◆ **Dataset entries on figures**

============

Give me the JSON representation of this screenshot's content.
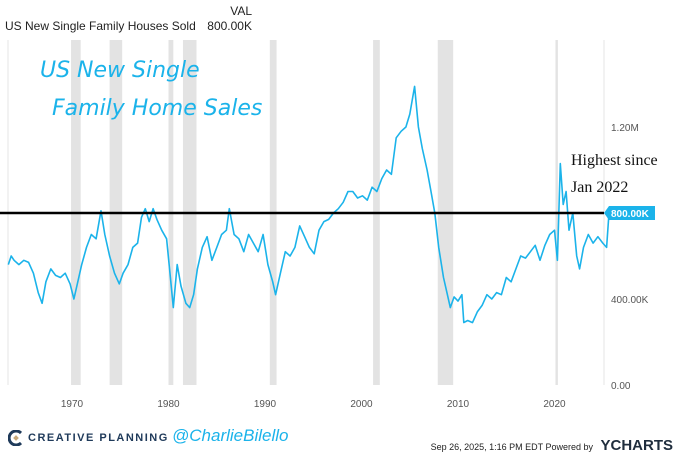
{
  "header": {
    "val_label": "VAL",
    "series_name": "US New Single Family Houses Sold",
    "series_value": "800.00K"
  },
  "annotations": {
    "title_line1": "US New Single",
    "title_line2": "Family Home Sales",
    "note_line1": "Highest since",
    "note_line2": "Jan 2022"
  },
  "footer": {
    "brand": "CREATIVE PLANNING",
    "handle": "@CharlieBilello",
    "timestamp": "Sep 26, 2025, 1:16 PM EDT Powered by",
    "ycharts": "YCHARTS"
  },
  "colors": {
    "line": "#1bb3ea",
    "recession": "#e3e3e3",
    "ref_line": "#000000",
    "brand": "#1f3a5a"
  },
  "chart_data": {
    "type": "line",
    "title": "US New Single Family Houses Sold",
    "xlabel": "",
    "ylabel": "",
    "xlim": [
      1963.4,
      2025.7
    ],
    "ylim": [
      0,
      1600
    ],
    "x_ticks": [
      1970,
      1980,
      1990,
      2000,
      2010,
      2020
    ],
    "x_tick_labels": [
      "1970",
      "1980",
      "1990",
      "2000",
      "2010",
      "2020"
    ],
    "y_ticks": [
      0,
      400,
      1200
    ],
    "y_tick_labels": [
      "0.00",
      "400.00K",
      "1.20M"
    ],
    "last_value_label": "800.00K",
    "reference_line": 800,
    "recessions": [
      [
        1969.9,
        1970.9
      ],
      [
        1973.9,
        1975.2
      ],
      [
        1980.0,
        1980.5
      ],
      [
        1981.5,
        1982.9
      ],
      [
        1990.5,
        1991.2
      ],
      [
        2001.2,
        2001.9
      ],
      [
        2007.9,
        2009.5
      ],
      [
        2020.1,
        2020.35
      ]
    ],
    "series": [
      {
        "name": "US New Single Family Houses Sold",
        "unit": "thousands",
        "points": [
          [
            1963.4,
            560
          ],
          [
            1963.7,
            600
          ],
          [
            1964.0,
            580
          ],
          [
            1964.5,
            560
          ],
          [
            1965.0,
            580
          ],
          [
            1965.5,
            570
          ],
          [
            1966.0,
            520
          ],
          [
            1966.5,
            430
          ],
          [
            1966.9,
            380
          ],
          [
            1967.3,
            480
          ],
          [
            1967.8,
            540
          ],
          [
            1968.3,
            510
          ],
          [
            1968.8,
            500
          ],
          [
            1969.3,
            520
          ],
          [
            1969.8,
            470
          ],
          [
            1970.2,
            400
          ],
          [
            1970.6,
            480
          ],
          [
            1971.0,
            560
          ],
          [
            1971.5,
            640
          ],
          [
            1972.0,
            700
          ],
          [
            1972.5,
            680
          ],
          [
            1973.0,
            810
          ],
          [
            1973.4,
            700
          ],
          [
            1973.9,
            600
          ],
          [
            1974.4,
            520
          ],
          [
            1974.9,
            470
          ],
          [
            1975.3,
            520
          ],
          [
            1975.8,
            560
          ],
          [
            1976.3,
            640
          ],
          [
            1976.8,
            660
          ],
          [
            1977.2,
            780
          ],
          [
            1977.6,
            820
          ],
          [
            1978.0,
            760
          ],
          [
            1978.4,
            820
          ],
          [
            1978.8,
            770
          ],
          [
            1979.3,
            720
          ],
          [
            1979.8,
            680
          ],
          [
            1980.2,
            500
          ],
          [
            1980.5,
            360
          ],
          [
            1980.9,
            560
          ],
          [
            1981.3,
            460
          ],
          [
            1981.8,
            380
          ],
          [
            1982.2,
            360
          ],
          [
            1982.6,
            420
          ],
          [
            1983.0,
            540
          ],
          [
            1983.5,
            640
          ],
          [
            1984.0,
            690
          ],
          [
            1984.5,
            580
          ],
          [
            1985.0,
            640
          ],
          [
            1985.5,
            700
          ],
          [
            1986.0,
            720
          ],
          [
            1986.3,
            820
          ],
          [
            1986.8,
            700
          ],
          [
            1987.3,
            680
          ],
          [
            1987.8,
            620
          ],
          [
            1988.3,
            700
          ],
          [
            1988.8,
            660
          ],
          [
            1989.3,
            620
          ],
          [
            1989.8,
            700
          ],
          [
            1990.3,
            560
          ],
          [
            1990.8,
            480
          ],
          [
            1991.1,
            420
          ],
          [
            1991.6,
            520
          ],
          [
            1992.1,
            620
          ],
          [
            1992.6,
            600
          ],
          [
            1993.1,
            640
          ],
          [
            1993.6,
            740
          ],
          [
            1994.1,
            690
          ],
          [
            1994.6,
            640
          ],
          [
            1995.1,
            610
          ],
          [
            1995.6,
            720
          ],
          [
            1996.1,
            760
          ],
          [
            1996.6,
            770
          ],
          [
            1997.1,
            800
          ],
          [
            1997.6,
            820
          ],
          [
            1998.1,
            850
          ],
          [
            1998.6,
            900
          ],
          [
            1999.1,
            900
          ],
          [
            1999.6,
            870
          ],
          [
            2000.1,
            880
          ],
          [
            2000.6,
            860
          ],
          [
            2001.1,
            920
          ],
          [
            2001.6,
            900
          ],
          [
            2002.1,
            960
          ],
          [
            2002.6,
            1000
          ],
          [
            2003.1,
            980
          ],
          [
            2003.6,
            1150
          ],
          [
            2004.1,
            1180
          ],
          [
            2004.6,
            1200
          ],
          [
            2005.0,
            1260
          ],
          [
            2005.5,
            1389
          ],
          [
            2005.9,
            1200
          ],
          [
            2006.3,
            1100
          ],
          [
            2006.8,
            1000
          ],
          [
            2007.2,
            900
          ],
          [
            2007.6,
            800
          ],
          [
            2008.0,
            640
          ],
          [
            2008.5,
            500
          ],
          [
            2008.9,
            420
          ],
          [
            2009.2,
            360
          ],
          [
            2009.6,
            410
          ],
          [
            2010.0,
            390
          ],
          [
            2010.4,
            420
          ],
          [
            2010.6,
            290
          ],
          [
            2011.0,
            300
          ],
          [
            2011.5,
            290
          ],
          [
            2012.0,
            340
          ],
          [
            2012.5,
            370
          ],
          [
            2013.0,
            420
          ],
          [
            2013.5,
            400
          ],
          [
            2014.0,
            430
          ],
          [
            2014.5,
            420
          ],
          [
            2015.0,
            500
          ],
          [
            2015.5,
            480
          ],
          [
            2016.0,
            540
          ],
          [
            2016.5,
            600
          ],
          [
            2017.0,
            590
          ],
          [
            2017.5,
            620
          ],
          [
            2018.0,
            650
          ],
          [
            2018.5,
            580
          ],
          [
            2019.0,
            650
          ],
          [
            2019.5,
            700
          ],
          [
            2020.0,
            720
          ],
          [
            2020.3,
            580
          ],
          [
            2020.6,
            1030
          ],
          [
            2020.9,
            840
          ],
          [
            2021.2,
            900
          ],
          [
            2021.5,
            720
          ],
          [
            2021.9,
            800
          ],
          [
            2022.3,
            600
          ],
          [
            2022.6,
            540
          ],
          [
            2023.0,
            640
          ],
          [
            2023.5,
            700
          ],
          [
            2024.0,
            660
          ],
          [
            2024.5,
            690
          ],
          [
            2025.0,
            660
          ],
          [
            2025.4,
            640
          ],
          [
            2025.65,
            800
          ]
        ]
      }
    ]
  }
}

============

Transcribe the material exactly, leaving every picture out.

Give me the JSON representation of this screenshot's content.
{
  "header": {
    "val_label": "VAL",
    "series_name": "US New Single Family Houses Sold",
    "series_value": "800.00K"
  },
  "annotations": {
    "title_line1": "US New Single",
    "title_line2": "Family Home Sales",
    "note_line1": "Highest since",
    "note_line2": "Jan 2022"
  },
  "footer": {
    "brand": "CREATIVE PLANNING",
    "handle": "@CharlieBilello",
    "timestamp": "Sep 26, 2025, 1:16 PM EDT Powered by",
    "ycharts": "YCHARTS"
  },
  "colors": {
    "line": "#1bb3ea",
    "recession": "#e3e3e3",
    "ref_line": "#000000",
    "brand": "#1f3a5a"
  },
  "chart_data": {
    "type": "line",
    "title": "US New Single Family Houses Sold",
    "xlabel": "",
    "ylabel": "",
    "xlim": [
      1963.4,
      2025.7
    ],
    "ylim": [
      0,
      1600
    ],
    "x_ticks": [
      1970,
      1980,
      1990,
      2000,
      2010,
      2020
    ],
    "x_tick_labels": [
      "1970",
      "1980",
      "1990",
      "2000",
      "2010",
      "2020"
    ],
    "y_ticks": [
      0,
      400,
      1200
    ],
    "y_tick_labels": [
      "0.00",
      "400.00K",
      "1.20M"
    ],
    "last_value_label": "800.00K",
    "reference_line": 800,
    "recessions": [
      [
        1969.9,
        1970.9
      ],
      [
        1973.9,
        1975.2
      ],
      [
        1980.0,
        1980.5
      ],
      [
        1981.5,
        1982.9
      ],
      [
        1990.5,
        1991.2
      ],
      [
        2001.2,
        2001.9
      ],
      [
        2007.9,
        2009.5
      ],
      [
        2020.1,
        2020.35
      ]
    ],
    "series": [
      {
        "name": "US New Single Family Houses Sold",
        "unit": "thousands",
        "points": [
          [
            1963.4,
            560
          ],
          [
            1963.7,
            600
          ],
          [
            1964.0,
            580
          ],
          [
            1964.5,
            560
          ],
          [
            1965.0,
            580
          ],
          [
            1965.5,
            570
          ],
          [
            1966.0,
            520
          ],
          [
            1966.5,
            430
          ],
          [
            1966.9,
            380
          ],
          [
            1967.3,
            480
          ],
          [
            1967.8,
            540
          ],
          [
            1968.3,
            510
          ],
          [
            1968.8,
            500
          ],
          [
            1969.3,
            520
          ],
          [
            1969.8,
            470
          ],
          [
            1970.2,
            400
          ],
          [
            1970.6,
            480
          ],
          [
            1971.0,
            560
          ],
          [
            1971.5,
            640
          ],
          [
            1972.0,
            700
          ],
          [
            1972.5,
            680
          ],
          [
            1973.0,
            810
          ],
          [
            1973.4,
            700
          ],
          [
            1973.9,
            600
          ],
          [
            1974.4,
            520
          ],
          [
            1974.9,
            470
          ],
          [
            1975.3,
            520
          ],
          [
            1975.8,
            560
          ],
          [
            1976.3,
            640
          ],
          [
            1976.8,
            660
          ],
          [
            1977.2,
            780
          ],
          [
            1977.6,
            820
          ],
          [
            1978.0,
            760
          ],
          [
            1978.4,
            820
          ],
          [
            1978.8,
            770
          ],
          [
            1979.3,
            720
          ],
          [
            1979.8,
            680
          ],
          [
            1980.2,
            500
          ],
          [
            1980.5,
            360
          ],
          [
            1980.9,
            560
          ],
          [
            1981.3,
            460
          ],
          [
            1981.8,
            380
          ],
          [
            1982.2,
            360
          ],
          [
            1982.6,
            420
          ],
          [
            1983.0,
            540
          ],
          [
            1983.5,
            640
          ],
          [
            1984.0,
            690
          ],
          [
            1984.5,
            580
          ],
          [
            1985.0,
            640
          ],
          [
            1985.5,
            700
          ],
          [
            1986.0,
            720
          ],
          [
            1986.3,
            820
          ],
          [
            1986.8,
            700
          ],
          [
            1987.3,
            680
          ],
          [
            1987.8,
            620
          ],
          [
            1988.3,
            700
          ],
          [
            1988.8,
            660
          ],
          [
            1989.3,
            620
          ],
          [
            1989.8,
            700
          ],
          [
            1990.3,
            560
          ],
          [
            1990.8,
            480
          ],
          [
            1991.1,
            420
          ],
          [
            1991.6,
            520
          ],
          [
            1992.1,
            620
          ],
          [
            1992.6,
            600
          ],
          [
            1993.1,
            640
          ],
          [
            1993.6,
            740
          ],
          [
            1994.1,
            690
          ],
          [
            1994.6,
            640
          ],
          [
            1995.1,
            610
          ],
          [
            1995.6,
            720
          ],
          [
            1996.1,
            760
          ],
          [
            1996.6,
            770
          ],
          [
            1997.1,
            800
          ],
          [
            1997.6,
            820
          ],
          [
            1998.1,
            850
          ],
          [
            1998.6,
            900
          ],
          [
            1999.1,
            900
          ],
          [
            1999.6,
            870
          ],
          [
            2000.1,
            880
          ],
          [
            2000.6,
            860
          ],
          [
            2001.1,
            920
          ],
          [
            2001.6,
            900
          ],
          [
            2002.1,
            960
          ],
          [
            2002.6,
            1000
          ],
          [
            2003.1,
            980
          ],
          [
            2003.6,
            1150
          ],
          [
            2004.1,
            1180
          ],
          [
            2004.6,
            1200
          ],
          [
            2005.0,
            1260
          ],
          [
            2005.5,
            1389
          ],
          [
            2005.9,
            1200
          ],
          [
            2006.3,
            1100
          ],
          [
            2006.8,
            1000
          ],
          [
            2007.2,
            900
          ],
          [
            2007.6,
            800
          ],
          [
            2008.0,
            640
          ],
          [
            2008.5,
            500
          ],
          [
            2008.9,
            420
          ],
          [
            2009.2,
            360
          ],
          [
            2009.6,
            410
          ],
          [
            2010.0,
            390
          ],
          [
            2010.4,
            420
          ],
          [
            2010.6,
            290
          ],
          [
            2011.0,
            300
          ],
          [
            2011.5,
            290
          ],
          [
            2012.0,
            340
          ],
          [
            2012.5,
            370
          ],
          [
            2013.0,
            420
          ],
          [
            2013.5,
            400
          ],
          [
            2014.0,
            430
          ],
          [
            2014.5,
            420
          ],
          [
            2015.0,
            500
          ],
          [
            2015.5,
            480
          ],
          [
            2016.0,
            540
          ],
          [
            2016.5,
            600
          ],
          [
            2017.0,
            590
          ],
          [
            2017.5,
            620
          ],
          [
            2018.0,
            650
          ],
          [
            2018.5,
            580
          ],
          [
            2019.0,
            650
          ],
          [
            2019.5,
            700
          ],
          [
            2020.0,
            720
          ],
          [
            2020.3,
            580
          ],
          [
            2020.6,
            1030
          ],
          [
            2020.9,
            840
          ],
          [
            2021.2,
            900
          ],
          [
            2021.5,
            720
          ],
          [
            2021.9,
            800
          ],
          [
            2022.3,
            600
          ],
          [
            2022.6,
            540
          ],
          [
            2023.0,
            640
          ],
          [
            2023.5,
            700
          ],
          [
            2024.0,
            660
          ],
          [
            2024.5,
            690
          ],
          [
            2025.0,
            660
          ],
          [
            2025.4,
            640
          ],
          [
            2025.65,
            800
          ]
        ]
      }
    ]
  }
}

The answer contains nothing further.